▸ **DATA SHOWN**

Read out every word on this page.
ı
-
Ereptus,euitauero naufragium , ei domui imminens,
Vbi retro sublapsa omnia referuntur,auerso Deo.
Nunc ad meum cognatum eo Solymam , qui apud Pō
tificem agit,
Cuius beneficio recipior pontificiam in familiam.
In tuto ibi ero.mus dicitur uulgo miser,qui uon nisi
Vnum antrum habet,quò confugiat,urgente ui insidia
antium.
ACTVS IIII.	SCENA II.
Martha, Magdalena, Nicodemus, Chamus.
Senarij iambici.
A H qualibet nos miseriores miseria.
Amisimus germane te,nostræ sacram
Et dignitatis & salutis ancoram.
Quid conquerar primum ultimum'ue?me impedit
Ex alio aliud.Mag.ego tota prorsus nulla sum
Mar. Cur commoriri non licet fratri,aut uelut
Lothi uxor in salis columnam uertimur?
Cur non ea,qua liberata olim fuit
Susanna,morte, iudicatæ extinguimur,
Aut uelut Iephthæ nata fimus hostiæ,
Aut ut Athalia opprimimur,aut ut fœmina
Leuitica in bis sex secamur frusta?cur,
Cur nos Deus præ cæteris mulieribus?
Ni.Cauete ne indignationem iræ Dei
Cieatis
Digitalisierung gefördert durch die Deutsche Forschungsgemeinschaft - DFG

▸ **EXERCISE BRIEF**
Extract the full set of entries word for word.

▸ **EXERCISE OUTPUT**
Read out every word on this page.
ı
-
Ereptus,euitauero naufragium , ei domui imminens,
Vbi retro sublapsa omnia referuntur,auerso Deo.
Nunc ad meum cognatum eo Solymam , qui apud Pō
tificem agit,
Cuius beneficio recipior pontificiam in familiam.
In tuto ibi ero.mus dicitur uulgo miser,qui uon nisi
Vnum antrum habet,quò confugiat,urgente ui insidia
antium.
ACTVS IIII.	SCENA II.
Martha, Magdalena, Nicodemus, Chamus.
Senarij iambici.
A H qualibet nos miseriores miseria.
Amisimus germane te,nostræ sacram
Et dignitatis & salutis ancoram.
Quid conquerar primum ultimum'ue?me impedit
Ex alio aliud.Mag.ego tota prorsus nulla sum
Mar. Cur commoriri non licet fratri,aut uelut
Lothi uxor in salis columnam uertimur?
Cur non ea,qua liberata olim fuit
Susanna,morte, iudicatæ extinguimur,
Aut uelut Iephthæ nata fimus hostiæ,
Aut ut Athalia opprimimur,aut ut fœmina
Leuitica in bis sex secamur frusta?cur,
Cur nos Deus præ cæteris mulieribus?
Ni.Cauete ne indignationem iræ Dei
Cieatis
Digitalisierung gefördert durch die Deutsche Forschungsgemeinschaft - DFG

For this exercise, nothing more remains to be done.